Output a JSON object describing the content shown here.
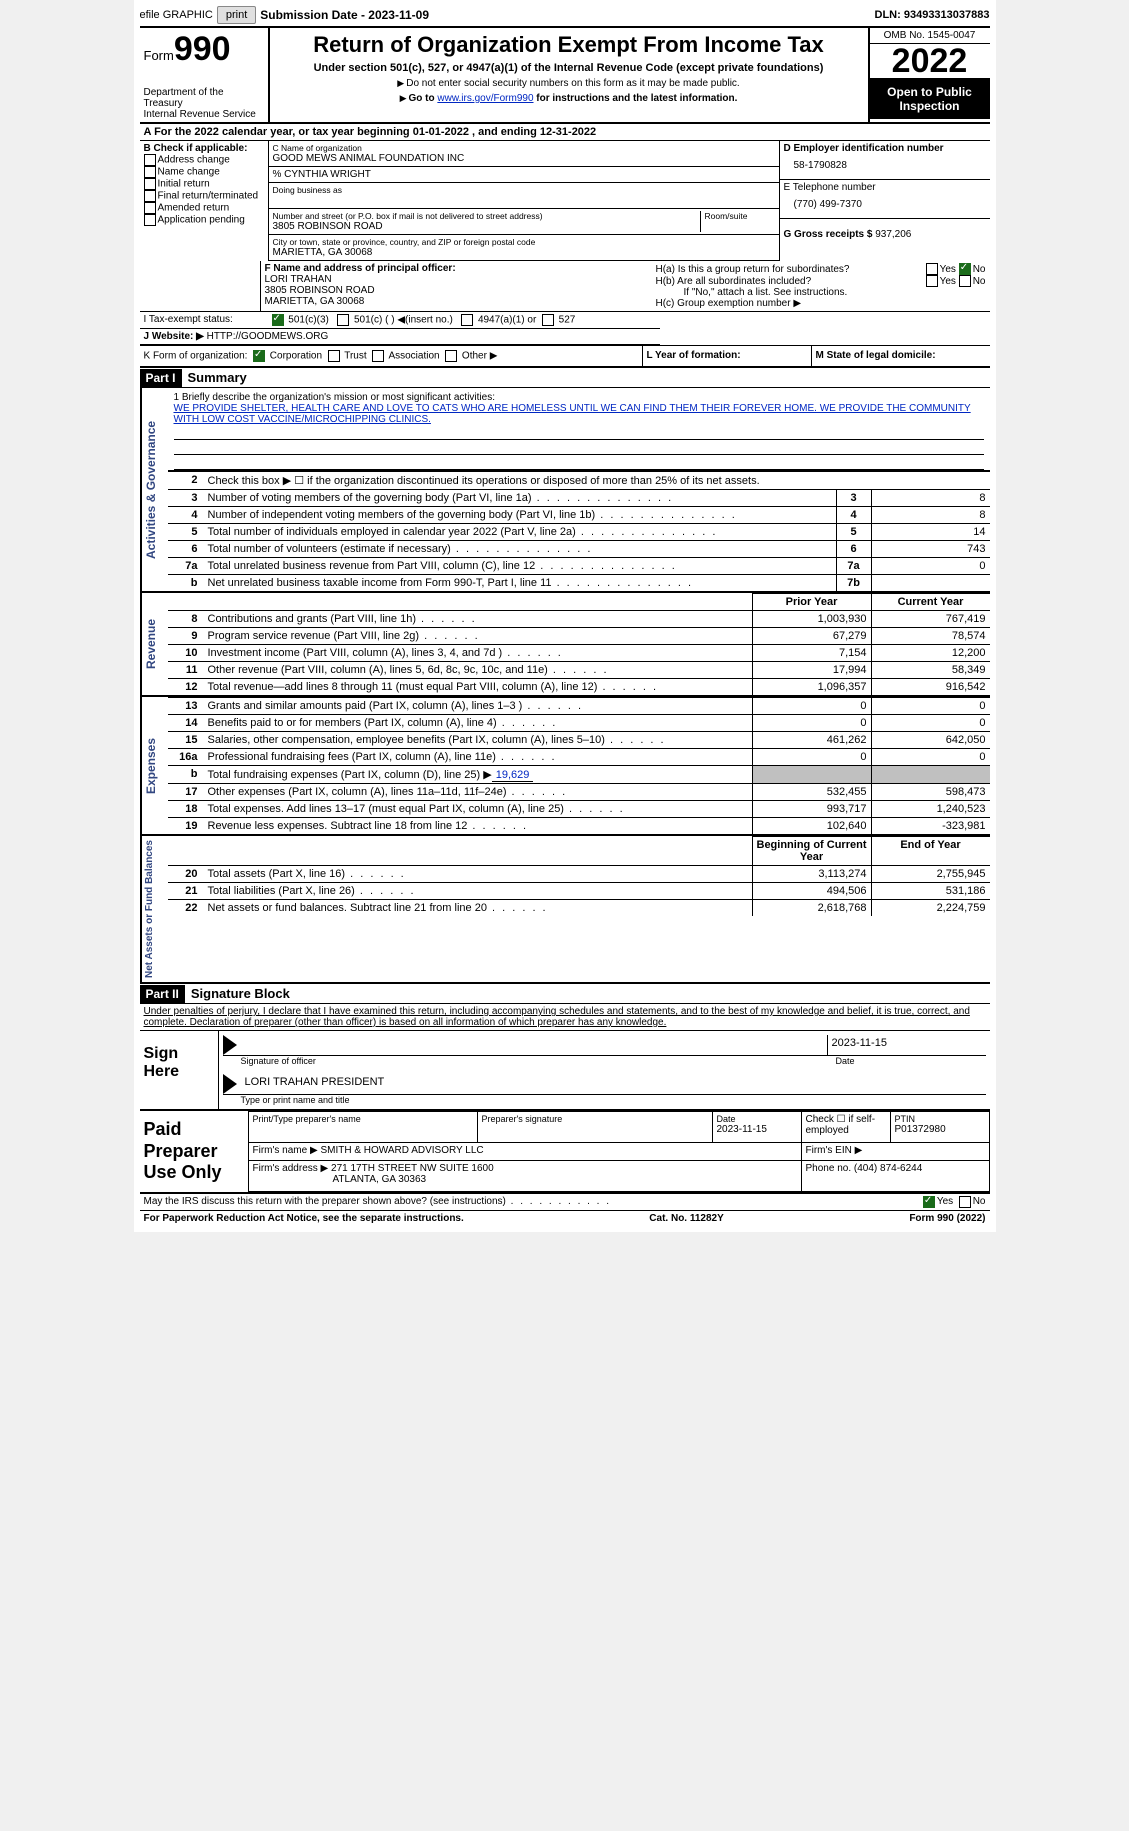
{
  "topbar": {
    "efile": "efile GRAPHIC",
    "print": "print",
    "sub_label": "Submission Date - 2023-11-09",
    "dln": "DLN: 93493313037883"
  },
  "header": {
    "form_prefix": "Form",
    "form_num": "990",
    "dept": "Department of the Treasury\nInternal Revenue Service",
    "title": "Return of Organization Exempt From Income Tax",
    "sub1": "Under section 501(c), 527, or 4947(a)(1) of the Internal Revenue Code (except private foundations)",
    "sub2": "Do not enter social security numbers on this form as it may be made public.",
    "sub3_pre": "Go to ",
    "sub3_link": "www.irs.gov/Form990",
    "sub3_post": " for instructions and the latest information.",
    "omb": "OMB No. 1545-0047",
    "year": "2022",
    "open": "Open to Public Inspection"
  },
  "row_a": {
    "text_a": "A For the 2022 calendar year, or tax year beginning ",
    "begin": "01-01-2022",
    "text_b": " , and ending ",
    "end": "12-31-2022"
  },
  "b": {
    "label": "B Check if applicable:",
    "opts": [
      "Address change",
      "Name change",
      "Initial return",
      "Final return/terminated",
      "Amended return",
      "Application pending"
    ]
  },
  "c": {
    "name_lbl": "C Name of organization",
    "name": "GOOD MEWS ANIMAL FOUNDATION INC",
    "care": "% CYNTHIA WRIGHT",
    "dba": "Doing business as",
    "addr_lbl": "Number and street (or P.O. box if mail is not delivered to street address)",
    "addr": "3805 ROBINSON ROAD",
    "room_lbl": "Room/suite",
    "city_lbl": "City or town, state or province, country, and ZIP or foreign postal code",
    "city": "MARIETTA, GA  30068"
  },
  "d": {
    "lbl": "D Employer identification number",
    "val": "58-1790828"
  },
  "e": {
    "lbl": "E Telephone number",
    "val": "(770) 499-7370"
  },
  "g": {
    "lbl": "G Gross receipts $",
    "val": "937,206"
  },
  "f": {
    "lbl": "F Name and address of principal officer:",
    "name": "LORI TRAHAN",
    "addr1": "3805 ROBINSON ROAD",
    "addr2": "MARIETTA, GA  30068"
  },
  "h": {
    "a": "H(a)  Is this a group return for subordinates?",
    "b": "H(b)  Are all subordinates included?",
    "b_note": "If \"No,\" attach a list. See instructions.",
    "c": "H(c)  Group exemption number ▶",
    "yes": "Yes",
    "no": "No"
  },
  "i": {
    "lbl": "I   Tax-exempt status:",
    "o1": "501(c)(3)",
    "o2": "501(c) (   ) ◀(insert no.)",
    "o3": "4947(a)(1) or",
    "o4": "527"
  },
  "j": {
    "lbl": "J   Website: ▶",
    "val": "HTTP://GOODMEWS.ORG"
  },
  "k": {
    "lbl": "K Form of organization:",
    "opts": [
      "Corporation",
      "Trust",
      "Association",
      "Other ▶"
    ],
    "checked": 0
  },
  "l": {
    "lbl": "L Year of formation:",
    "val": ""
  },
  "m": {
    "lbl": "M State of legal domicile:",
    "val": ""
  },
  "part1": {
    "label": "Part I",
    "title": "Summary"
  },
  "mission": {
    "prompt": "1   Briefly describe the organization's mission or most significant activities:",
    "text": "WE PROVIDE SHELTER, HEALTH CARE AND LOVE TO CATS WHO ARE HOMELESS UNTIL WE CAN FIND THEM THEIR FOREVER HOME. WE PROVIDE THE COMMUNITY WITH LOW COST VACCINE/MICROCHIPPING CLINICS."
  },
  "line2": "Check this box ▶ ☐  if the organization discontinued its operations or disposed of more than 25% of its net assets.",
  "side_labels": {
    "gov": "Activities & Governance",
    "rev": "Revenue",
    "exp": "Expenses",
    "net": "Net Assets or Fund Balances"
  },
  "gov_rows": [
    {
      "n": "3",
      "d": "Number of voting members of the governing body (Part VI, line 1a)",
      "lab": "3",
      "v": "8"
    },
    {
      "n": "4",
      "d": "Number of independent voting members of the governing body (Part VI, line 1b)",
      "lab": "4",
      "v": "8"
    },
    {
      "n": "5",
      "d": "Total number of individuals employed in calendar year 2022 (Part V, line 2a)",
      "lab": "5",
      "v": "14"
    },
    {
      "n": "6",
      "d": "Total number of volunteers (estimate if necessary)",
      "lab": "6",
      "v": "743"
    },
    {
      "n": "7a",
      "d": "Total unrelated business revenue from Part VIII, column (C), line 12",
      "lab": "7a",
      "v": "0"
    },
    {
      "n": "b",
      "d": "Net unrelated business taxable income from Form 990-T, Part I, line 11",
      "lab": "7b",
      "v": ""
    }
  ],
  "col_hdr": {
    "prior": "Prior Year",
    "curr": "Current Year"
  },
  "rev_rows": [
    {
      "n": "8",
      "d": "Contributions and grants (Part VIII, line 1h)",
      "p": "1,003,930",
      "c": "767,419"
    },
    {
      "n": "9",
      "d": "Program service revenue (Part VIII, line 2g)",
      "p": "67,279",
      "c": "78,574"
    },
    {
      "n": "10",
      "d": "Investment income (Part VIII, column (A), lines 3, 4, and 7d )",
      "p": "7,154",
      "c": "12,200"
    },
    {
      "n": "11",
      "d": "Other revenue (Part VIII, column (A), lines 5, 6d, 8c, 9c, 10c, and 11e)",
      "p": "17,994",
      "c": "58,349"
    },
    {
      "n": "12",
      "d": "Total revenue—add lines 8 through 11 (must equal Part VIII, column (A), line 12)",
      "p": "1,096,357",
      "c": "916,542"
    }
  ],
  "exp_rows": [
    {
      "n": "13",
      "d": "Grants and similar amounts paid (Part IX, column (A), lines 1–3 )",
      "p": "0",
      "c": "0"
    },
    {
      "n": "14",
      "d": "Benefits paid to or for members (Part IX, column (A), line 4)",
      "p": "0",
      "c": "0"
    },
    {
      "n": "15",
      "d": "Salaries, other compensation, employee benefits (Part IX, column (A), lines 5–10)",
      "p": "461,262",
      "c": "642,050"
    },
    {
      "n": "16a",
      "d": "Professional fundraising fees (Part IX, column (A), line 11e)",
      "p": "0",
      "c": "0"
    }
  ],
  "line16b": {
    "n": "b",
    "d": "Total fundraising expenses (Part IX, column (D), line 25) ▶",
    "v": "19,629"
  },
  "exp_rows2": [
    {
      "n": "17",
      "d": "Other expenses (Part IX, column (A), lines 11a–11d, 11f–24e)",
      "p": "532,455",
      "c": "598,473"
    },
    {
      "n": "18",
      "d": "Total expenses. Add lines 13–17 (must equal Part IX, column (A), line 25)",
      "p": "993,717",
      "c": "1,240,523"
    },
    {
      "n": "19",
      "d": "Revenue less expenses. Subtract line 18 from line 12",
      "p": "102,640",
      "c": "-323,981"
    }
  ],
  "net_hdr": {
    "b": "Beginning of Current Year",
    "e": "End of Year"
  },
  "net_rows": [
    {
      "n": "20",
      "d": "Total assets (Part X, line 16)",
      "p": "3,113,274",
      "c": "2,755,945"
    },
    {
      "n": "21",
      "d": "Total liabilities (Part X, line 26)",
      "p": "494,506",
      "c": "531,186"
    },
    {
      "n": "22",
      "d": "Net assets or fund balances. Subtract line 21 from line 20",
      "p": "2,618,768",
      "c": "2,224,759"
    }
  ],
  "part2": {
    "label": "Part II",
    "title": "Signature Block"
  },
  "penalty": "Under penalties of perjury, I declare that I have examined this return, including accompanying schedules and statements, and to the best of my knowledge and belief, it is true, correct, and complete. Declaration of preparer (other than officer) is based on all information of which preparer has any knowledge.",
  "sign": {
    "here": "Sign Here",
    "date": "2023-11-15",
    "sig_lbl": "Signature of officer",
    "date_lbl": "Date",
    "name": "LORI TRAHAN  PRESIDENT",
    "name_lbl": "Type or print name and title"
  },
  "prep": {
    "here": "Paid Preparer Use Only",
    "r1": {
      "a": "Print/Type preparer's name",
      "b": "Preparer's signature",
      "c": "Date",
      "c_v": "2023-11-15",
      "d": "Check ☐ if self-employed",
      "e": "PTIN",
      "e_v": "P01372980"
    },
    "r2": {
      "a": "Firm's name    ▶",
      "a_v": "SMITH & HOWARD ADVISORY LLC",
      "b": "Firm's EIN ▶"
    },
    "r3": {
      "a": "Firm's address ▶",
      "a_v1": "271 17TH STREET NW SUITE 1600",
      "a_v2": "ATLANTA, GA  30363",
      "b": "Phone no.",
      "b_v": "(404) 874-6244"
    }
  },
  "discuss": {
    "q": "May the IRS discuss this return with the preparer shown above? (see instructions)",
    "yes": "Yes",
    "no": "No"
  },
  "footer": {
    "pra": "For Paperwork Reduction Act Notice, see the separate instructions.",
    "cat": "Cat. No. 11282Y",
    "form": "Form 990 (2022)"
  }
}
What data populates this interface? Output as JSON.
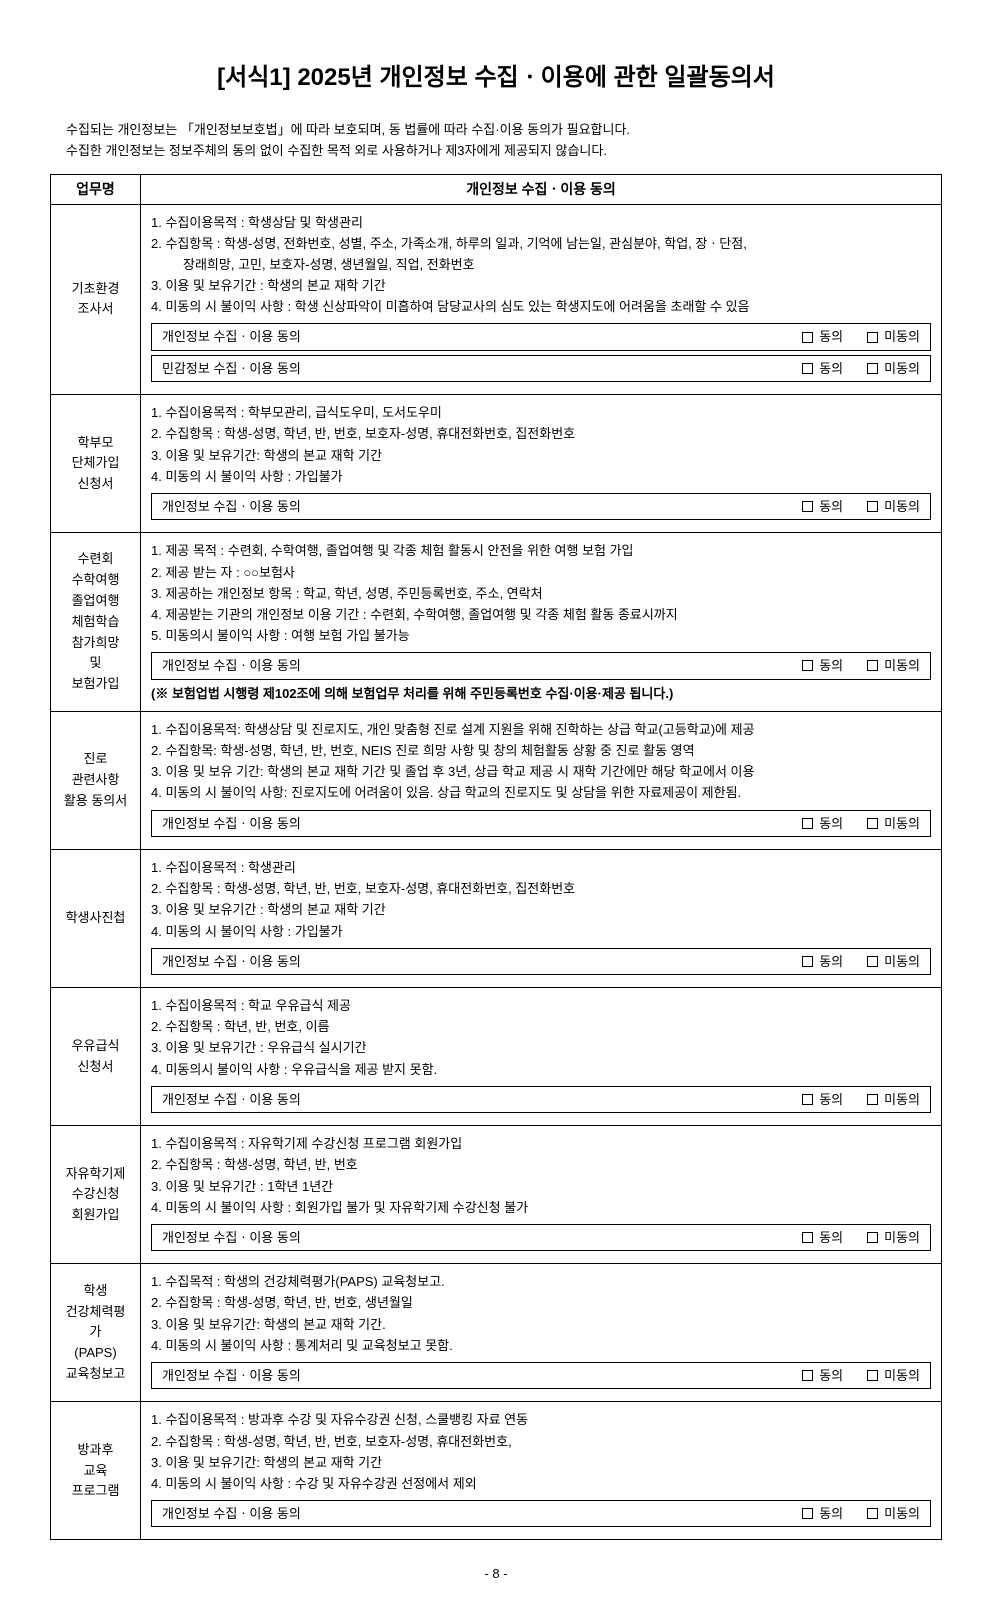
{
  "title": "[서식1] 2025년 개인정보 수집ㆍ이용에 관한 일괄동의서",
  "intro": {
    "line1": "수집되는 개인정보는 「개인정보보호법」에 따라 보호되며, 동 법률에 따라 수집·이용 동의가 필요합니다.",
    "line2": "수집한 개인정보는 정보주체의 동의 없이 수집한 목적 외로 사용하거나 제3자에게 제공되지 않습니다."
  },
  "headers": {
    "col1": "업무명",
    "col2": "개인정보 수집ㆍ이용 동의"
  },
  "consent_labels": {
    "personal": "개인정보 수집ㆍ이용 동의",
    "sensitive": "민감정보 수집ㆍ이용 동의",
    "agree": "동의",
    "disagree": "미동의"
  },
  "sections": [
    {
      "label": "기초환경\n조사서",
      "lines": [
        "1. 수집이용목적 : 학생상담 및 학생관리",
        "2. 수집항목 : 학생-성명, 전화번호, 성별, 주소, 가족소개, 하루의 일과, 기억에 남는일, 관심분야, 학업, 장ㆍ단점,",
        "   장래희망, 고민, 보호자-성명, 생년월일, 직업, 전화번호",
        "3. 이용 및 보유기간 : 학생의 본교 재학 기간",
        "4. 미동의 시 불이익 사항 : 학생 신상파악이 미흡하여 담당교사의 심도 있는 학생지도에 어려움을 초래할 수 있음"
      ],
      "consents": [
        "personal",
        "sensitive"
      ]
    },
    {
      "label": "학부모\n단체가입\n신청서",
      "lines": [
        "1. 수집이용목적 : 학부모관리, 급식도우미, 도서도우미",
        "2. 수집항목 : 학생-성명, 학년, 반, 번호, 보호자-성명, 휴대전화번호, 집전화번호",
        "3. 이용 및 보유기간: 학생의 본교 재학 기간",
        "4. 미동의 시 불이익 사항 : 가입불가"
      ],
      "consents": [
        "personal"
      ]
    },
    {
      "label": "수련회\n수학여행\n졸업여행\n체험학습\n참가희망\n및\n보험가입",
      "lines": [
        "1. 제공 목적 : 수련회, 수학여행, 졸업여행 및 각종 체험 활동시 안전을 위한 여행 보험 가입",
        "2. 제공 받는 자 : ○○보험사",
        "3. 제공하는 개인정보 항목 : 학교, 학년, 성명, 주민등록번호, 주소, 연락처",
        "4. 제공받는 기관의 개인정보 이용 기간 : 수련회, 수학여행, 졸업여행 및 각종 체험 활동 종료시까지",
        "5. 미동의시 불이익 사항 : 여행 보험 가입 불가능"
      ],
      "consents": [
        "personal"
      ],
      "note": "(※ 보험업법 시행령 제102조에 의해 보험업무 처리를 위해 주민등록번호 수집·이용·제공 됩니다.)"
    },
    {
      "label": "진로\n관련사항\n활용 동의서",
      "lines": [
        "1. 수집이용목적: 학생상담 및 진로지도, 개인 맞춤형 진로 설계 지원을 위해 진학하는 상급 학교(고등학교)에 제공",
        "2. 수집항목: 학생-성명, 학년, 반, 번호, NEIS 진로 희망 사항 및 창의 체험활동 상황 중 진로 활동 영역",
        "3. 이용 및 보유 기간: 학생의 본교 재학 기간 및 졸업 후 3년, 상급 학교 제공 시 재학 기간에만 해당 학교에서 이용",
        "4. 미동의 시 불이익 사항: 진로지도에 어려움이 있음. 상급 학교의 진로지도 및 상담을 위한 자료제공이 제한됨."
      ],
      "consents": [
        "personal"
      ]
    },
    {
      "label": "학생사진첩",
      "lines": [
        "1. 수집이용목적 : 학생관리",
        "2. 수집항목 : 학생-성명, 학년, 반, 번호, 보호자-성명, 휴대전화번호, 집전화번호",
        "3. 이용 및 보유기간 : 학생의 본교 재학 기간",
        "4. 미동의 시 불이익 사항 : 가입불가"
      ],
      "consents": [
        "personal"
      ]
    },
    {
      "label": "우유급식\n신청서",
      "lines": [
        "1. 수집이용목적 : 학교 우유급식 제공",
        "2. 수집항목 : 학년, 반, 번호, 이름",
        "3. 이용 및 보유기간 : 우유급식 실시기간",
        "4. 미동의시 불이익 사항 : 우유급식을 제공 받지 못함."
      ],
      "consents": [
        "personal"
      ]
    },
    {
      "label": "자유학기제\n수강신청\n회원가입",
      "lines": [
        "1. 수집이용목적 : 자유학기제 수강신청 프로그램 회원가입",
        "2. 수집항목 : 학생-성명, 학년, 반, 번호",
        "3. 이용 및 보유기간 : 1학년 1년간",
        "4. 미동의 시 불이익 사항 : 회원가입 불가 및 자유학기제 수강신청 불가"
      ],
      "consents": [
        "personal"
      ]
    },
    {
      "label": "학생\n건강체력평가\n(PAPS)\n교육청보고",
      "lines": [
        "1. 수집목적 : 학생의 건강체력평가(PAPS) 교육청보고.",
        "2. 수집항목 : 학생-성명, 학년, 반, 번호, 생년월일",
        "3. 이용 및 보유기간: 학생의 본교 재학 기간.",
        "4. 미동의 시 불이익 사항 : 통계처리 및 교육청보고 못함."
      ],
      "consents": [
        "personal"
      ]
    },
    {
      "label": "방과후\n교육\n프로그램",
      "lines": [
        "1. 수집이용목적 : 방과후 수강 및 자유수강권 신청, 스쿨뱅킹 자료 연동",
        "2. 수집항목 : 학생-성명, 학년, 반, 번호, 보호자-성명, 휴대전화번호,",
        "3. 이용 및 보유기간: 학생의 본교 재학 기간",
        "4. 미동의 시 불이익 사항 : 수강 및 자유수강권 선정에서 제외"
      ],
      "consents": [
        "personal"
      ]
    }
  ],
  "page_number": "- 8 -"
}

■ WHAT NEEDS TO BE DONE
Go through the entries and return each line where the word "business" appears.

■ REPLY
    "dba": "Doing business as",
      "d": "Total unrelated business revenue from Part VIII, column (C), line 12",
      "d": "Net unrelated business taxable income from Form 990-T, Part I, line 11",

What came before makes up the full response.